● Tareas pendientes
a) Según el texto sobre la izquierda india, ¿en qué año ganó el PCI (M) las elecciones de Bengala Occidental?
b) Transcribe del texto sobre la izquierda india el fragmento que empieza con las palabras que contienen "En cuanto al" y termina con "y otras ONG.".

● Texto

En cuanto al PCI (M), después de varios años de vacilación, optó por impulsar su proyecto ideológico por la vía del reformismo y de la democracia parlamentaria. Ganó las elecciones de Bengala Occidental en 1977, en el seno del Frente de Izquierda, lo que le permitió gobernar en solitario; sus mayores éxitos políticos fueron una amplia reforma agraria y una fuerte descentralización. En Kerala, donde el Frente de Izquierda se alternaba en el poder con una coalición dominada por el CNI, la principal victoria del PCI (M) fue el alto nivel de desarrollo humano de este Estado, en gran medida tributario de la tupida red asociativa de la sociedad keralesa, resultante de una intensa tradición de movilización impulsada por los partidos y los sindicatos (Heller e Isaac, 2003, p. 84) y por las organizaciones religiosas, de casta y otras ONG.

La lenta fragmentación ideológica de la izquierda india

Situar la izquierda en el tablero político indio se torna mucho más complicado a partir de la década de 1980. En el curso de ese decenio, el panorama político cambia: por un lado, el Bharatiya Janata Party (Partido Popular Indio, BJP), de la derecha nacionalista hindú, se impone progresivamente como el otro partido panindio, junto al Partido del Congreso; por otro, aparecen los llamados partidos regionales, cuya carrera (por no decir ambición) política se circunscribe al perímetro regional. La competición política alcanza entonces un grado inaudito, puesto que cada vez resulta más difícil gobernar en los Estados, y después en el centro, sin esos partidos. La noción vaga, pero muy utilizada en el debate político indio, de política identitaria, remite al fenómeno de movilización en torno a identidades regionales, de casta y religiosas que orquestan, más o menos explícitamente, estos partidos.

Registros extraídos de una colección
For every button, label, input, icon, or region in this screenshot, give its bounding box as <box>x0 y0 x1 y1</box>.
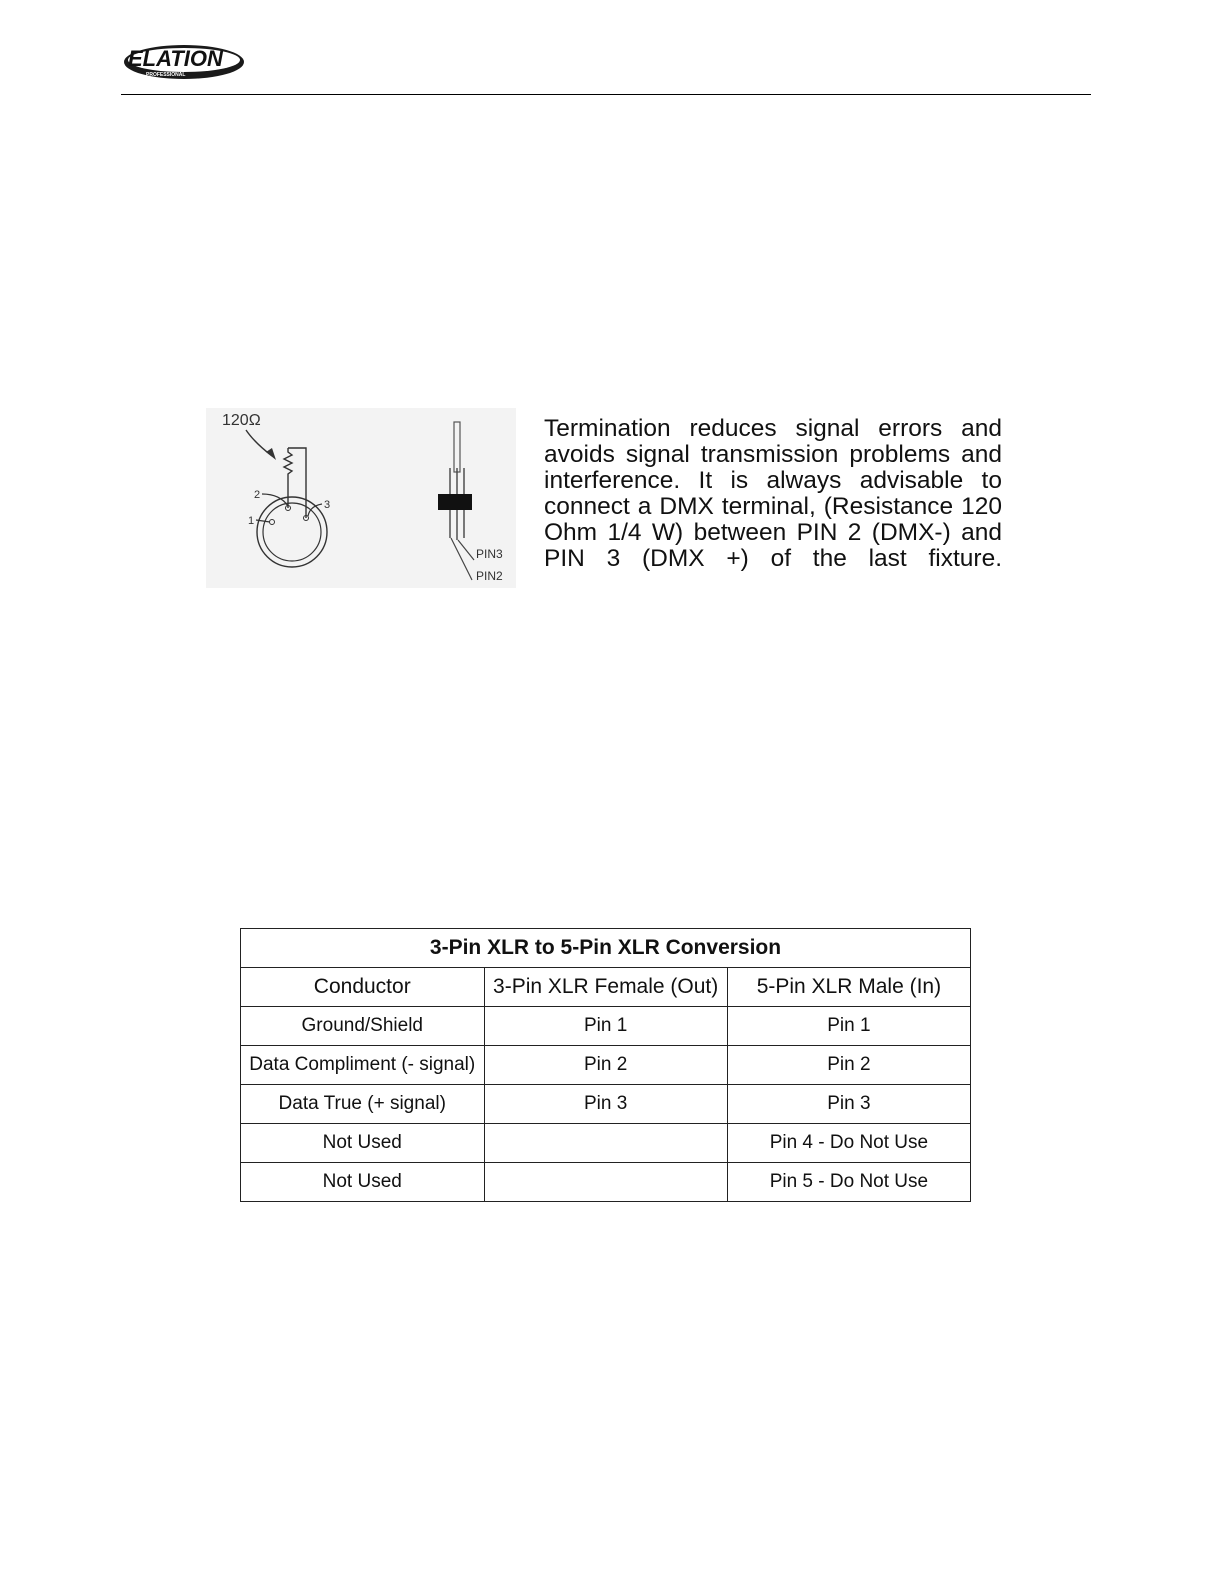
cell-3pin: Pin 2 <box>484 1046 727 1085</box>
table-header-row <box>241 968 971 1007</box>
cell-5pin: Pin 2 <box>727 1046 970 1085</box>
xlr-conversion-table <box>240 928 971 1202</box>
cell-conductor: Ground/Shield <box>241 1007 485 1046</box>
table-row <box>241 1124 971 1163</box>
header-5pin: 5-Pin XLR Male (In) <box>727 968 970 1007</box>
arrow-head <box>266 448 276 460</box>
table-row <box>241 1163 971 1202</box>
table-title-row <box>241 929 971 968</box>
cell-3pin: Pin 1 <box>484 1007 727 1046</box>
logo-text: ELATION <box>128 46 223 71</box>
pin-label-1: 1 <box>248 515 255 527</box>
pin3-label: PIN3 <box>476 547 503 561</box>
pin2-label: PIN2 <box>476 569 503 583</box>
plug-band <box>438 494 472 510</box>
elation-logo <box>122 38 246 82</box>
cell-conductor: Not Used <box>241 1163 485 1202</box>
cell-5pin: Pin 5 - Do Not Use <box>727 1163 970 1202</box>
resistor-label: 120Ω <box>222 412 261 429</box>
cell-conductor: Data True (+ signal) <box>241 1085 485 1124</box>
pin-label-3: 3 <box>324 499 331 511</box>
cell-5pin: Pin 1 <box>727 1007 970 1046</box>
termination-figure <box>206 408 1006 588</box>
cell-5pin: Pin 4 - Do Not Use <box>727 1124 970 1163</box>
header-3pin: 3-Pin XLR Female (Out) <box>484 968 727 1007</box>
pin-label-2: 2 <box>254 489 261 501</box>
xlr-termination-diagram <box>206 408 516 588</box>
pin1-dot <box>270 520 275 525</box>
table-row <box>241 1085 971 1124</box>
resistor-icon <box>284 448 292 508</box>
termination-paragraph: Termination reduces signal errors and avoids signal transmission problems and interference. It is always advisable to connect a DMX terminal, (Resistance 120 Ohm 1/4 W) between PIN 2 (DMX-) and PIN 3 (DMX +) of the last fixture. <box>544 415 1002 572</box>
cell-conductor: Data Compliment (- signal) <box>241 1046 485 1085</box>
table-title: 3-Pin XLR to 5-Pin XLR Conversion <box>241 929 971 968</box>
header-rule <box>121 94 1091 95</box>
logo-subtext: PROFESSIONAL <box>146 72 186 78</box>
cell-3pin <box>484 1124 727 1163</box>
cell-3pin: Pin 3 <box>484 1085 727 1124</box>
cell-3pin <box>484 1163 727 1202</box>
xlr-outer-ring <box>257 497 327 567</box>
table-row <box>241 1046 971 1085</box>
table-row <box>241 1007 971 1046</box>
cell-5pin: Pin 3 <box>727 1085 970 1124</box>
plug-tip <box>454 422 460 472</box>
header-conductor: Conductor <box>241 968 485 1007</box>
xlr-inner-ring <box>263 503 321 561</box>
cell-conductor: Not Used <box>241 1124 485 1163</box>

● Respuestas por tarea
a) En 1977.

b)
En cuanto al PCI (M), después de varios años de vacilación, optó por impulsar su proyecto ideológico por la vía del reformismo y de la democracia parlamentaria. Ganó las elecciones de Bengala Occidental en 1977, en el seno del Frente de Izquierda, lo que le permitió gobernar en solitario; sus mayores éxitos políticos fueron una amplia reforma agraria y una fuerte descentralización. En Kerala, donde el Frente de Izquierda se alternaba en el poder con una coalición dominada por el CNI, la principal victoria del PCI (M) fue el alto nivel de desarrollo humano de este Estado, en gran medida tributario de la tupida red asociativa de la sociedad keralesa, resultante de una intensa tradición de movilización impulsada por los partidos y los sindicatos (Heller e Isaac, 2003, p. 84) y por las organizaciones religiosas, de casta y otras ONG.